Short exercise: Put the lines of the data below, from the line holding "body 6: weighing" through the line holding "glider wing <box>58 1734 162 1816</box>", inclusive, into a JSON list of strings with one string per line and blank lines omitted.

☆ ☆ ☆ ☆ ☆ ☆ ☆

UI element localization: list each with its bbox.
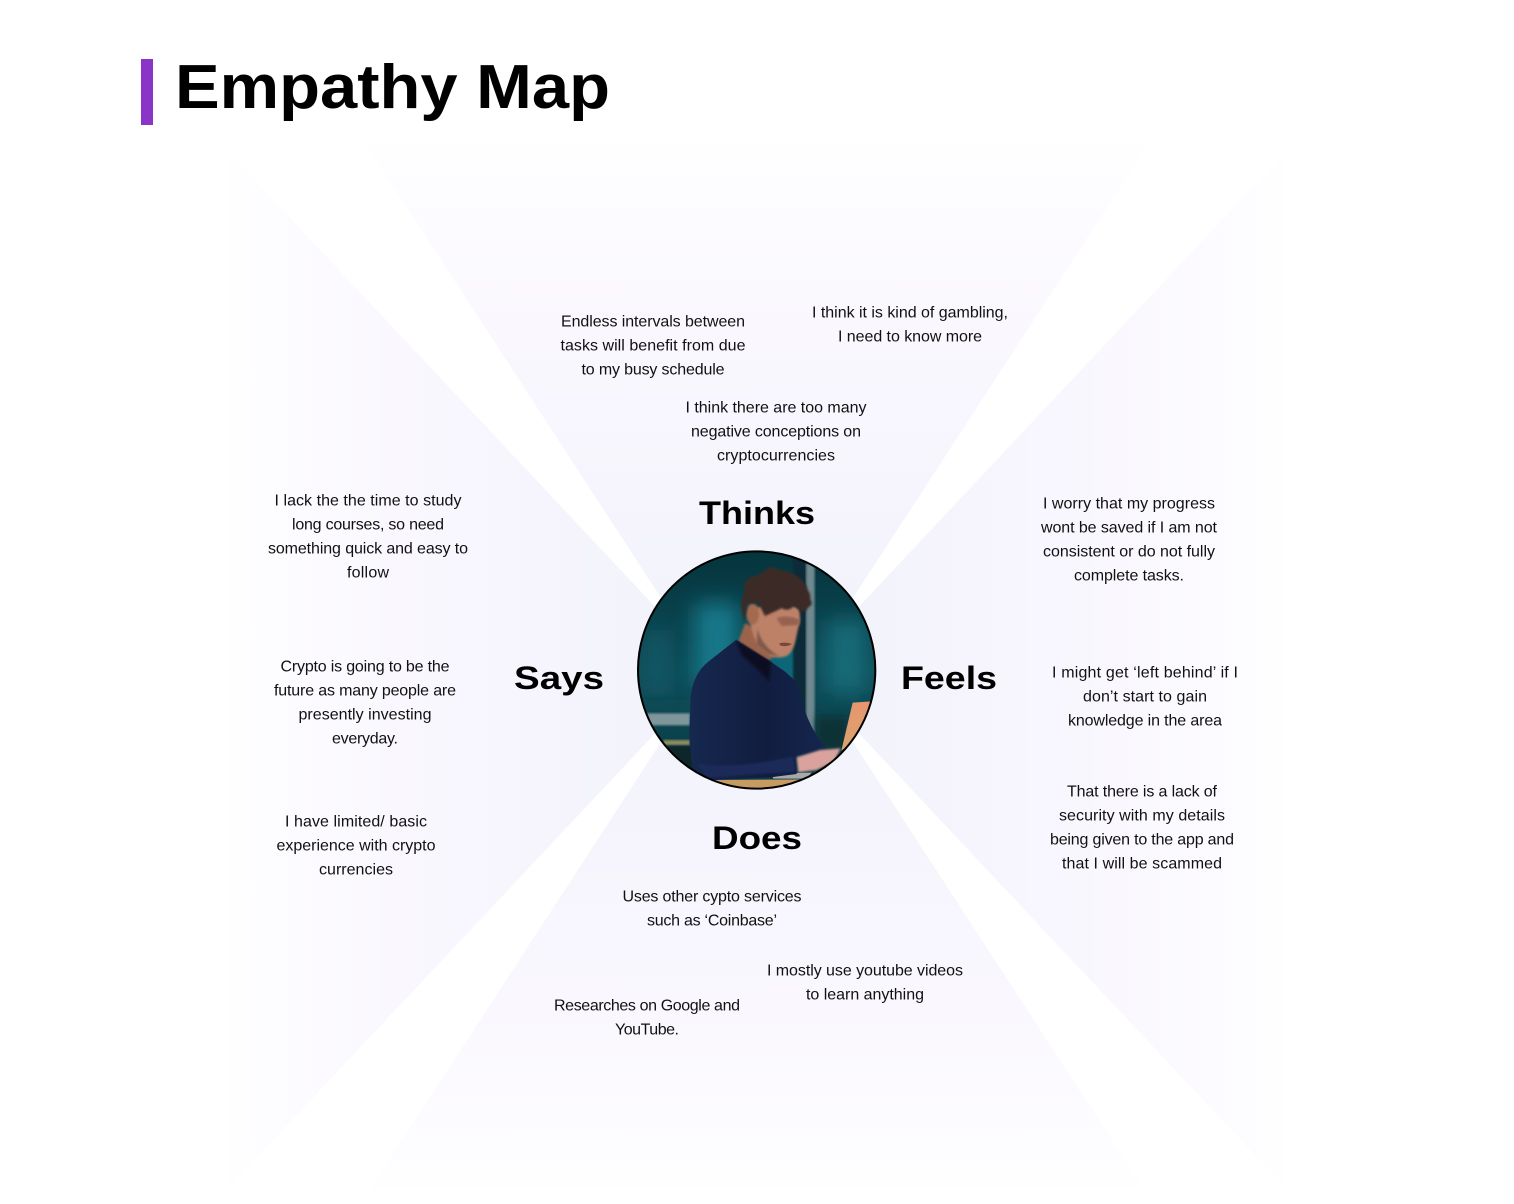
thinks note: negative conceptions: cryptocurrencies bbox=[717, 448, 835, 464]
empathy map quadrants background bbox=[217, 140, 1297, 1200]
portrait ring bbox=[638, 551, 875, 789]
says note: lack of time: follow bbox=[347, 564, 389, 582]
panel centre bbox=[693, 647, 821, 693]
panel: thinks bbox=[363, 140, 1151, 647]
feels note: security: That there is a lack of bbox=[1067, 784, 1218, 800]
heading: says: Says bbox=[514, 660, 604, 696]
says note: lack of time: something quick and easy to bbox=[268, 540, 468, 558]
says note: limited experience: experience with crypto bbox=[276, 838, 436, 854]
feels note: progress: consistent or do not fully bbox=[1043, 544, 1215, 560]
thinks note: negative conceptions: I think there are too many bbox=[686, 400, 866, 416]
says note: crypto future: Crypto is going to be the bbox=[280, 658, 450, 676]
feels note: progress bbox=[1040, 496, 1218, 584]
does note: other services: Uses other cypto services bbox=[622, 888, 802, 906]
says note: lack of time: I lack the the time to study bbox=[274, 492, 462, 510]
title accent bar bbox=[141, 59, 153, 125]
feels note: left behind: I might get ‘left behind’ if I bbox=[1052, 664, 1238, 682]
title bbox=[141, 53, 610, 125]
panel: says bbox=[217, 140, 693, 1200]
hand bbox=[797, 748, 841, 772]
says note: limited experience: currencies bbox=[319, 862, 393, 878]
does note: youtube: I mostly use youtube videos bbox=[767, 962, 963, 980]
says note: crypto future: presently investing bbox=[298, 706, 432, 724]
says note: lack of time bbox=[268, 492, 468, 582]
ear bbox=[746, 603, 759, 625]
thinks note: intervals: to my busy schedule bbox=[582, 362, 725, 378]
feels note: security: security with my details bbox=[1059, 808, 1225, 824]
thinks note: intervals: Endless intervals between bbox=[561, 314, 745, 330]
thinks note: negative conceptions: negative conceptions on bbox=[691, 424, 861, 440]
thinks note: intervals bbox=[560, 314, 746, 378]
feels note: progress: wont be saved if I am not bbox=[1040, 520, 1218, 536]
does note: other services: such as ‘Coinbase’ bbox=[647, 912, 777, 930]
heading: thinks: Thinks bbox=[699, 495, 815, 531]
central portrait photo illustration bbox=[637, 550, 876, 790]
title text: Empathy Map bbox=[175, 53, 610, 122]
table bbox=[715, 779, 800, 788]
feels note: security: that I will be scammed bbox=[1062, 856, 1222, 872]
neck bbox=[738, 623, 777, 662]
heading: feels: Feels bbox=[901, 660, 997, 696]
says note: limited experience bbox=[276, 814, 436, 878]
feels note: progress: complete tasks. bbox=[1074, 568, 1184, 584]
panel: feels bbox=[821, 140, 1297, 1200]
does note: youtube: to learn anything bbox=[806, 986, 924, 1004]
hair bbox=[741, 567, 812, 623]
feels note: security bbox=[1050, 784, 1234, 872]
feels note: left behind: don’t start to gain bbox=[1083, 688, 1207, 706]
panel: does bbox=[363, 693, 1151, 1200]
does note: research: Researches on Google and bbox=[554, 998, 740, 1014]
does note: research: YouTube. bbox=[615, 1022, 679, 1038]
face bbox=[751, 603, 800, 657]
does note: other services bbox=[622, 888, 802, 930]
feels note: left behind: knowledge in the area bbox=[1068, 712, 1222, 730]
thinks note: gambling bbox=[812, 304, 1008, 346]
feels note: security: being given to the app and bbox=[1050, 832, 1234, 848]
says note: lack of time: long courses, so need bbox=[292, 516, 444, 534]
laptop screen bbox=[841, 701, 871, 751]
laptop base bbox=[772, 773, 812, 779]
feels note: progress: I worry that my progress bbox=[1043, 496, 1215, 512]
thinks note: gambling: I need to know more bbox=[838, 328, 982, 346]
thinks note: gambling: I think it is kind of gambling, bbox=[812, 304, 1008, 322]
heading: does: Does bbox=[712, 820, 802, 856]
says note: crypto future bbox=[274, 658, 456, 748]
says note: limited experience: I have limited/ basic bbox=[285, 814, 427, 830]
does note: youtube bbox=[767, 962, 963, 1004]
mouth bbox=[779, 643, 792, 646]
feels note: left behind bbox=[1052, 664, 1238, 730]
says note: crypto future: everyday. bbox=[332, 730, 398, 748]
says note: crypto future: future as many people are bbox=[274, 682, 456, 700]
thinks note: intervals: tasks will benefit from due bbox=[560, 338, 746, 354]
does note: research bbox=[554, 998, 740, 1038]
sweater bbox=[689, 640, 827, 781]
thinks note: negative conceptions bbox=[686, 400, 866, 464]
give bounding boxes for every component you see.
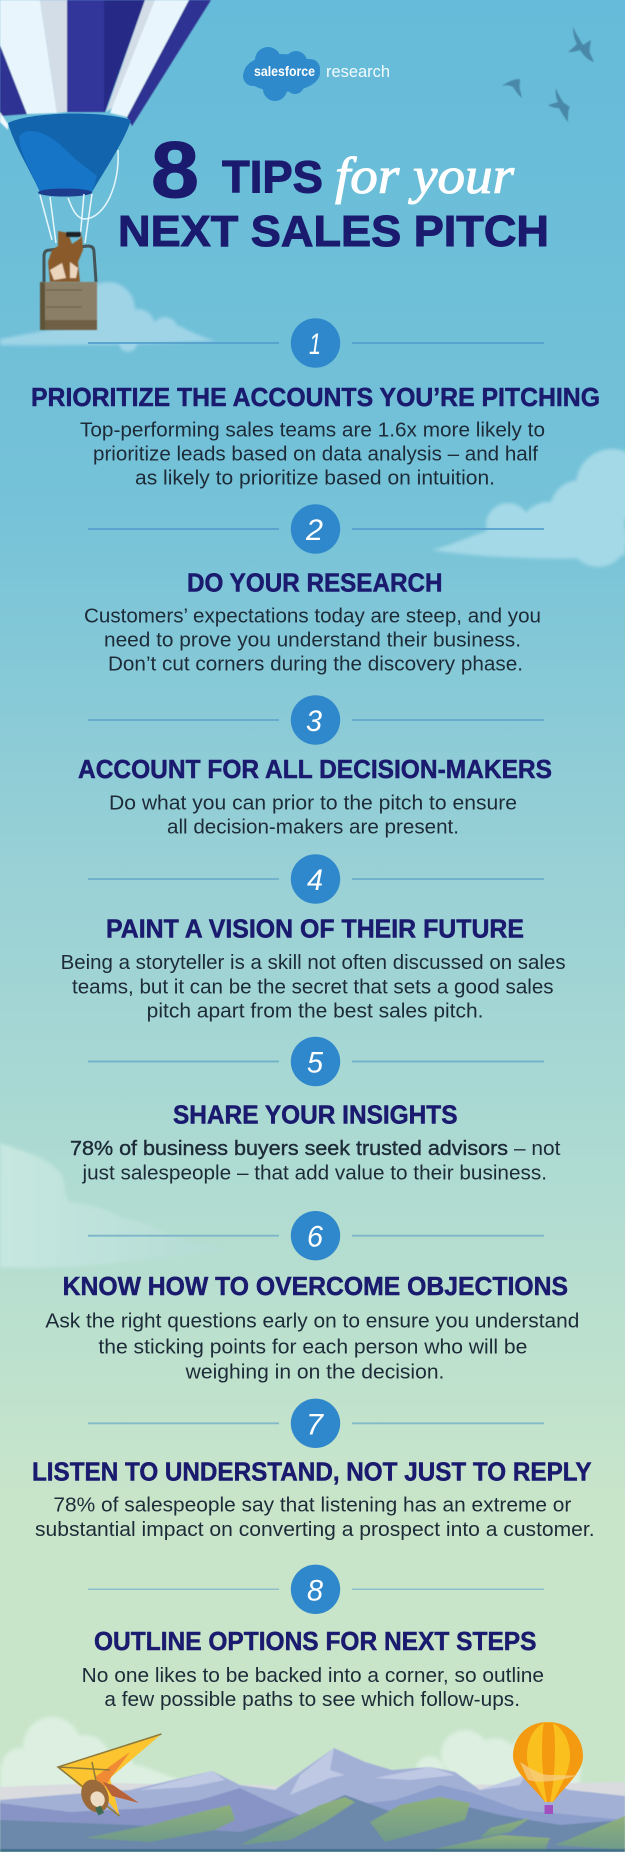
body 6: weighing in on the decision. <box>185 1361 444 1384</box>
body 3: Do what you can prior to the pitch to ensure <box>109 791 517 814</box>
heading 6: KNOW HOW TO OVERCOME OBJECTIONS <box>63 1271 568 1301</box>
divider with number 4: 4 <box>307 864 323 897</box>
body 7 <box>35 1493 595 1541</box>
divider with number 7: 7 <box>306 1408 324 1441</box>
basket <box>40 282 97 330</box>
balloon basket <box>544 1805 553 1814</box>
balloon envelope <box>513 1722 583 1802</box>
heading 4: PAINT A VISION OF THEIR FUTURE <box>106 914 524 944</box>
logo cloud <box>243 47 320 101</box>
divider with number 2: 2 <box>305 514 323 547</box>
body 7: substantial impact on converting a prospect into a customer. <box>35 1518 595 1541</box>
bear with binoculars <box>48 231 83 282</box>
ropes <box>40 150 118 250</box>
tip 8 <box>82 1565 544 1711</box>
wing orange panel <box>95 1752 130 1790</box>
basket frame <box>44 246 96 282</box>
body 4 <box>61 951 566 1022</box>
foreground strip <box>0 1849 625 1852</box>
mountain landscape <box>0 1748 625 1852</box>
tip 2 <box>84 504 544 676</box>
body 6 <box>45 1309 579 1384</box>
body 8: a few possible paths to see which follow-ups. <box>104 1688 520 1711</box>
body 8: No one likes to be backed into a corner, so outline <box>82 1664 544 1687</box>
bird 3 <box>548 88 570 122</box>
body 2 <box>84 604 541 676</box>
body 1: as likely to prioritize based on intuition. <box>135 466 495 490</box>
divider with number 3 <box>88 695 544 745</box>
hang glider with bear <box>58 1734 162 1819</box>
tip 4 <box>61 854 566 1022</box>
skirt <box>8 114 131 192</box>
green hills <box>85 1797 625 1850</box>
body 8 <box>82 1664 544 1711</box>
divider with number 6: 6 <box>307 1221 323 1254</box>
logo wordmark: salesforce <box>254 63 315 79</box>
far mountains <box>0 1748 625 1852</box>
heading 7: LISTEN TO UNDERSTAND, NOT JUST TO REPLY <box>32 1457 592 1487</box>
body 2: need to prove you understand their business. <box>104 629 521 652</box>
bird 2 <box>502 79 522 98</box>
small hot air balloon <box>513 1722 583 1814</box>
glider wing <box>58 1734 162 1816</box>
body 4: teams, but it can be the secret that sets a good sales <box>72 975 554 998</box>
body 1 <box>80 419 545 490</box>
title: NEXT SALES PITCH: NEXT SALES PITCH <box>118 207 549 256</box>
bear pilot <box>76 1775 115 1819</box>
divider with number 8 <box>88 1565 544 1614</box>
snow highlights <box>140 1748 525 1795</box>
heading 2: DO YOUR RESEARCH <box>187 567 442 597</box>
balloon centre stripe <box>542 1723 555 1802</box>
divider with number 1: 1 <box>309 328 321 361</box>
divider with number 5: 5 <box>307 1046 323 1080</box>
tip 5 <box>70 1037 561 1184</box>
tip 1 <box>31 318 600 490</box>
bird 1 <box>568 27 594 62</box>
slate foothills <box>0 1795 625 1852</box>
title: for your: for your <box>335 148 515 205</box>
body 6: Ask the right questions early on to ensure you understand <box>45 1309 579 1332</box>
body 5 <box>70 1137 561 1184</box>
divider with number 2 <box>88 504 544 554</box>
envelope stripes <box>0 0 211 130</box>
wing frame <box>58 1734 162 1816</box>
body 4: Being a storyteller is a skill not often discussed on sales <box>61 951 566 974</box>
title: 8: 8 <box>151 125 199 214</box>
logo word: research: research <box>326 62 390 81</box>
body 4: pitch apart from the best sales pitch. <box>147 999 483 1022</box>
balloon stripes <box>527 1722 570 1802</box>
wing tail <box>103 1782 139 1803</box>
divider with number 7 <box>88 1399 544 1448</box>
birds <box>502 27 594 122</box>
hot air balloon: blue and white <box>0 0 211 330</box>
body 6: the sticking points for each person who will be <box>98 1335 527 1358</box>
cloud: top left under basket <box>0 282 216 352</box>
clouds behind mountains <box>0 1717 581 1795</box>
divider with number 3: 3 <box>306 705 322 738</box>
body 1: Top-performing sales teams are 1.6x more likely to <box>80 419 545 442</box>
cloud: left lower <box>0 1143 228 1267</box>
cloud: right middle <box>432 449 625 567</box>
body 3: all decision-makers are present. <box>167 815 459 838</box>
mid mountains right <box>300 1785 625 1852</box>
heading 8: OUTLINE OPTIONS FOR NEXT STEPS <box>94 1626 536 1656</box>
body 3 <box>109 791 517 838</box>
skirt highlight <box>19 131 97 192</box>
tip 7 <box>32 1399 595 1541</box>
burner opening <box>38 188 92 196</box>
divider with number 8: 8 <box>307 1574 323 1607</box>
body 1: prioritize leads based on data analysis – and half <box>93 443 538 466</box>
divider with number 4 <box>88 854 544 904</box>
title: TIPS: TIPS <box>222 152 323 202</box>
tip 3 <box>78 695 552 838</box>
heading 1: PRIORITIZE THE ACCOUNTS YOU’RE PITCHING <box>31 382 600 412</box>
heading 5: SHARE YOUR INSIGHTS <box>173 1100 458 1130</box>
body 5: just salespeople – that add value to their business. <box>81 1161 547 1184</box>
heading 3: ACCOUNT FOR ALL DECISION-MAKERS <box>78 754 552 784</box>
body 5: – not <box>514 1137 561 1160</box>
divider with number 1 <box>88 318 544 368</box>
divider with number 6 <box>88 1211 544 1260</box>
tip 6 <box>45 1211 579 1384</box>
horizon haze <box>0 1782 625 1815</box>
body 7: 78% of salespeople say that listening has an extreme or <box>53 1493 572 1516</box>
body 2: Don’t cut corners during the discovery phase. <box>108 653 523 676</box>
mid mountains left <box>0 1788 300 1852</box>
title <box>118 125 549 256</box>
logo: salesforce research <box>243 47 390 101</box>
body 2: Customers’ expectations today are steep, and you <box>84 604 541 627</box>
divider with number 5 <box>88 1037 544 1086</box>
body 5: 78% of business buyers seek trusted advisors <box>70 1137 508 1160</box>
cloud wisp across balloon <box>520 1762 578 1782</box>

☆ ☆ ☆ ☆ ☆ ☆ ☆

Complete output:
[
  "body 6: weighing in on the decision. <box>185 1361 444 1384</box>",
  "body 3: Do what you can prior to the pitch to ensure <box>109 791 517 814</box>",
  "heading 6: KNOW HOW TO OVERCOME OBJECTIONS <box>63 1271 568 1301</box>",
  "divider with number 4: 4 <box>307 864 323 897</box>",
  "body 7 <box>35 1493 595 1541</box>",
  "divider with number 7: 7 <box>306 1408 324 1441</box>",
  "basket <box>40 282 97 330</box>",
  "balloon basket <box>544 1805 553 1814</box>",
  "balloon envelope <box>513 1722 583 1802</box>",
  "heading 4: PAINT A VISION OF THEIR FUTURE <box>106 914 524 944</box>",
  "logo cloud <box>243 47 320 101</box>",
  "divider with number 2: 2 <box>305 514 323 547</box>",
  "body 7: substantial impact on converting a prospect into a customer. <box>35 1518 595 1541</box>",
  "bear with binoculars <box>48 231 83 282</box>",
  "ropes <box>40 150 118 250</box>",
  "tip 8 <box>82 1565 544 1711</box>",
  "wing orange panel <box>95 1752 130 1790</box>",
  "basket frame <box>44 246 96 282</box>",
  "body 4 <box>61 951 566 1022</box>",
  "foreground strip <box>0 1849 625 1852</box>",
  "mountain landscape <box>0 1748 625 1852</box>",
  "tip 2 <box>84 504 544 676</box>",
  "body 6 <box>45 1309 579 1384</box>",
  "body 8: a few possible paths to see which follow-ups. <box>104 1688 520 1711</box>",
  "body 8: No one likes to be backed into a corner, so outline <box>82 1664 544 1687</box>",
  "bird 3 <box>548 88 570 122</box>",
  "body 2 <box>84 604 541 676</box>",
  "body 1: as likely to prioritize based on intuition. <box>135 466 495 490</box>",
  "divider with number 3 <box>88 695 544 745</box>",
  "hang glider with bear <box>58 1734 162 1819</box>",
  "tip 4 <box>61 854 566 1022</box>",
  "skirt <box>8 114 131 192</box>",
  "green hills <box>85 1797 625 1850</box>",
  "body 8 <box>82 1664 544 1711</box>",
  "divider with number 6: 6 <box>307 1221 323 1254</box>",
  "logo wordmark: salesforce <box>254 63 315 79</box>",
  "far mountains <box>0 1748 625 1852</box>",
  "heading 7: LISTEN TO UNDERSTAND, NOT JUST TO REPLY <box>32 1457 592 1487</box>",
  "body 2: need to prove you understand their business. <box>104 629 521 652</box>",
  "bird 2 <box>502 79 522 98</box>",
  "small hot air balloon <box>513 1722 583 1814</box>",
  "glider wing <box>58 1734 162 1816</box>"
]